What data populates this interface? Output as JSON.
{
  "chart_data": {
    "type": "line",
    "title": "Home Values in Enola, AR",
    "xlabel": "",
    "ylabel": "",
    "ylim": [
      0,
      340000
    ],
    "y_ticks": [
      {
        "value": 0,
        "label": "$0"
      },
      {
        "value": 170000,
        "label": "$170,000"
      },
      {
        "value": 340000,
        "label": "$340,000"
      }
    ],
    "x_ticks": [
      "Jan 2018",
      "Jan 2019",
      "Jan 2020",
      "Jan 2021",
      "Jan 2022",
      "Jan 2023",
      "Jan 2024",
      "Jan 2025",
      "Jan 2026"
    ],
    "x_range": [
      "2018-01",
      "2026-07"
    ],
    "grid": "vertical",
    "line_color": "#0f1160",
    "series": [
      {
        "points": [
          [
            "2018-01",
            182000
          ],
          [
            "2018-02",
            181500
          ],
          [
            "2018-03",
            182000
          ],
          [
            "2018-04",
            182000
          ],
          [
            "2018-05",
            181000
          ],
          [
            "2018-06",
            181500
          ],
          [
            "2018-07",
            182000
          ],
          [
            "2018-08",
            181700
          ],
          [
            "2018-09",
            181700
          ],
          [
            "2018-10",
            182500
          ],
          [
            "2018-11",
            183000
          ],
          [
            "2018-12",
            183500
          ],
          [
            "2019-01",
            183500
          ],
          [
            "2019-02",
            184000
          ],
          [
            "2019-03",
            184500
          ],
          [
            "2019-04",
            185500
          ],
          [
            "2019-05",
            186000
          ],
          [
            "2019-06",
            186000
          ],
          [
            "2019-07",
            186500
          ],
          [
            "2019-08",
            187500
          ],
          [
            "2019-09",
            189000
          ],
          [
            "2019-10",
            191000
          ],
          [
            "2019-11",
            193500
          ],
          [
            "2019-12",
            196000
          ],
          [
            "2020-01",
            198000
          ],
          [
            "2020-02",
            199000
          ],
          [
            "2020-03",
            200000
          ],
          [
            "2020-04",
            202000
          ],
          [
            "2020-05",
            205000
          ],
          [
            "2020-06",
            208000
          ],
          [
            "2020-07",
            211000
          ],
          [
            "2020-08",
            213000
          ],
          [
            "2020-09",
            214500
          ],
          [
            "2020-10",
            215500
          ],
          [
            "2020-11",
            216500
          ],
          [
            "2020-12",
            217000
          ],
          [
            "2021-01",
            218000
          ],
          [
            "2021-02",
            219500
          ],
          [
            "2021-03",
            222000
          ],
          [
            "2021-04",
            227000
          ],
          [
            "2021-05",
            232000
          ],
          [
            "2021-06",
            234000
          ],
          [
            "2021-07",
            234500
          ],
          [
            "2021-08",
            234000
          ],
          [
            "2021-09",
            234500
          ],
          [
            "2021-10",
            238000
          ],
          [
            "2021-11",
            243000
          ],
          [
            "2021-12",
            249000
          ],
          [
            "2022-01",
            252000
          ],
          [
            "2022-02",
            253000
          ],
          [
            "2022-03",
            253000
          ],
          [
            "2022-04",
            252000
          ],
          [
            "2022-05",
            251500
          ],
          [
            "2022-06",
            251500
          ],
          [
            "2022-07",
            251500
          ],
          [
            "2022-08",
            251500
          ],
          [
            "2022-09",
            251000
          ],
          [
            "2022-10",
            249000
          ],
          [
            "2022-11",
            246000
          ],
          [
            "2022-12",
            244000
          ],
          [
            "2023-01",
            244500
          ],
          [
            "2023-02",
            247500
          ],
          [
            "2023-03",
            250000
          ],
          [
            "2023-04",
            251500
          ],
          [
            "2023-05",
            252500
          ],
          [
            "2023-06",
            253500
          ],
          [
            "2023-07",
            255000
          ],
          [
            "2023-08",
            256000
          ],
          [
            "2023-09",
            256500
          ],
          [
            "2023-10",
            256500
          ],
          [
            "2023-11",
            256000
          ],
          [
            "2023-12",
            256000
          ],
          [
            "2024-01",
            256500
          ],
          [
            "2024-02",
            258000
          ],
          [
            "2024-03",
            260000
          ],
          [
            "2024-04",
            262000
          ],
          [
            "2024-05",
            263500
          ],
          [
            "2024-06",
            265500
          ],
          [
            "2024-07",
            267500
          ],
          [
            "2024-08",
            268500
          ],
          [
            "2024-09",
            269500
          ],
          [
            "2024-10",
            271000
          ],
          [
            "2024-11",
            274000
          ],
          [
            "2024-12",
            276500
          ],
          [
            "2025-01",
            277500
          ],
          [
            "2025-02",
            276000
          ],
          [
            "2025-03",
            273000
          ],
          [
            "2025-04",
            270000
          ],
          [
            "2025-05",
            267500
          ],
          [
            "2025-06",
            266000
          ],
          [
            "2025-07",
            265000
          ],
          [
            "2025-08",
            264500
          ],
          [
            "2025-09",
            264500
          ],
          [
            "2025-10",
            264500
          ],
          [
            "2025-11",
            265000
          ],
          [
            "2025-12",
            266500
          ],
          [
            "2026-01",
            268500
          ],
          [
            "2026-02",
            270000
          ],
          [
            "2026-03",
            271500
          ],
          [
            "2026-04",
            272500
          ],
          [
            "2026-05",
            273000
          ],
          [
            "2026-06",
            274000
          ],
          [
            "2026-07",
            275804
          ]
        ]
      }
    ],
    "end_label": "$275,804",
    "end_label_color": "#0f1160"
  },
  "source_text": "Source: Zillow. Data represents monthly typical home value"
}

Aim:
Type the whole listing again, unaltered.

Task response:
What data populates this interface? Output as JSON.
{
  "chart_data": {
    "type": "line",
    "title": "Home Values in Enola, AR",
    "xlabel": "",
    "ylabel": "",
    "ylim": [
      0,
      340000
    ],
    "y_ticks": [
      {
        "value": 0,
        "label": "$0"
      },
      {
        "value": 170000,
        "label": "$170,000"
      },
      {
        "value": 340000,
        "label": "$340,000"
      }
    ],
    "x_ticks": [
      "Jan 2018",
      "Jan 2019",
      "Jan 2020",
      "Jan 2021",
      "Jan 2022",
      "Jan 2023",
      "Jan 2024",
      "Jan 2025",
      "Jan 2026"
    ],
    "x_range": [
      "2018-01",
      "2026-07"
    ],
    "grid": "vertical",
    "line_color": "#0f1160",
    "series": [
      {
        "points": [
          [
            "2018-01",
            182000
          ],
          [
            "2018-02",
            181500
          ],
          [
            "2018-03",
            182000
          ],
          [
            "2018-04",
            182000
          ],
          [
            "2018-05",
            181000
          ],
          [
            "2018-06",
            181500
          ],
          [
            "2018-07",
            182000
          ],
          [
            "2018-08",
            181700
          ],
          [
            "2018-09",
            181700
          ],
          [
            "2018-10",
            182500
          ],
          [
            "2018-11",
            183000
          ],
          [
            "2018-12",
            183500
          ],
          [
            "2019-01",
            183500
          ],
          [
            "2019-02",
            184000
          ],
          [
            "2019-03",
            184500
          ],
          [
            "2019-04",
            185500
          ],
          [
            "2019-05",
            186000
          ],
          [
            "2019-06",
            186000
          ],
          [
            "2019-07",
            186500
          ],
          [
            "2019-08",
            187500
          ],
          [
            "2019-09",
            189000
          ],
          [
            "2019-10",
            191000
          ],
          [
            "2019-11",
            193500
          ],
          [
            "2019-12",
            196000
          ],
          [
            "2020-01",
            198000
          ],
          [
            "2020-02",
            199000
          ],
          [
            "2020-03",
            200000
          ],
          [
            "2020-04",
            202000
          ],
          [
            "2020-05",
            205000
          ],
          [
            "2020-06",
            208000
          ],
          [
            "2020-07",
            211000
          ],
          [
            "2020-08",
            213000
          ],
          [
            "2020-09",
            214500
          ],
          [
            "2020-10",
            215500
          ],
          [
            "2020-11",
            216500
          ],
          [
            "2020-12",
            217000
          ],
          [
            "2021-01",
            218000
          ],
          [
            "2021-02",
            219500
          ],
          [
            "2021-03",
            222000
          ],
          [
            "2021-04",
            227000
          ],
          [
            "2021-05",
            232000
          ],
          [
            "2021-06",
            234000
          ],
          [
            "2021-07",
            234500
          ],
          [
            "2021-08",
            234000
          ],
          [
            "2021-09",
            234500
          ],
          [
            "2021-10",
            238000
          ],
          [
            "2021-11",
            243000
          ],
          [
            "2021-12",
            249000
          ],
          [
            "2022-01",
            252000
          ],
          [
            "2022-02",
            253000
          ],
          [
            "2022-03",
            253000
          ],
          [
            "2022-04",
            252000
          ],
          [
            "2022-05",
            251500
          ],
          [
            "2022-06",
            251500
          ],
          [
            "2022-07",
            251500
          ],
          [
            "2022-08",
            251500
          ],
          [
            "2022-09",
            251000
          ],
          [
            "2022-10",
            249000
          ],
          [
            "2022-11",
            246000
          ],
          [
            "2022-12",
            244000
          ],
          [
            "2023-01",
            244500
          ],
          [
            "2023-02",
            247500
          ],
          [
            "2023-03",
            250000
          ],
          [
            "2023-04",
            251500
          ],
          [
            "2023-05",
            252500
          ],
          [
            "2023-06",
            253500
          ],
          [
            "2023-07",
            255000
          ],
          [
            "2023-08",
            256000
          ],
          [
            "2023-09",
            256500
          ],
          [
            "2023-10",
            256500
          ],
          [
            "2023-11",
            256000
          ],
          [
            "2023-12",
            256000
          ],
          [
            "2024-01",
            256500
          ],
          [
            "2024-02",
            258000
          ],
          [
            "2024-03",
            260000
          ],
          [
            "2024-04",
            262000
          ],
          [
            "2024-05",
            263500
          ],
          [
            "2024-06",
            265500
          ],
          [
            "2024-07",
            267500
          ],
          [
            "2024-08",
            268500
          ],
          [
            "2024-09",
            269500
          ],
          [
            "2024-10",
            271000
          ],
          [
            "2024-11",
            274000
          ],
          [
            "2024-12",
            276500
          ],
          [
            "2025-01",
            277500
          ],
          [
            "2025-02",
            276000
          ],
          [
            "2025-03",
            273000
          ],
          [
            "2025-04",
            270000
          ],
          [
            "2025-05",
            267500
          ],
          [
            "2025-06",
            266000
          ],
          [
            "2025-07",
            265000
          ],
          [
            "2025-08",
            264500
          ],
          [
            "2025-09",
            264500
          ],
          [
            "2025-10",
            264500
          ],
          [
            "2025-11",
            265000
          ],
          [
            "2025-12",
            266500
          ],
          [
            "2026-01",
            268500
          ],
          [
            "2026-02",
            270000
          ],
          [
            "2026-03",
            271500
          ],
          [
            "2026-04",
            272500
          ],
          [
            "2026-05",
            273000
          ],
          [
            "2026-06",
            274000
          ],
          [
            "2026-07",
            275804
          ]
        ]
      }
    ],
    "end_label": "$275,804",
    "end_label_color": "#0f1160"
  },
  "source_text": "Source: Zillow. Data represents monthly typical home value"
}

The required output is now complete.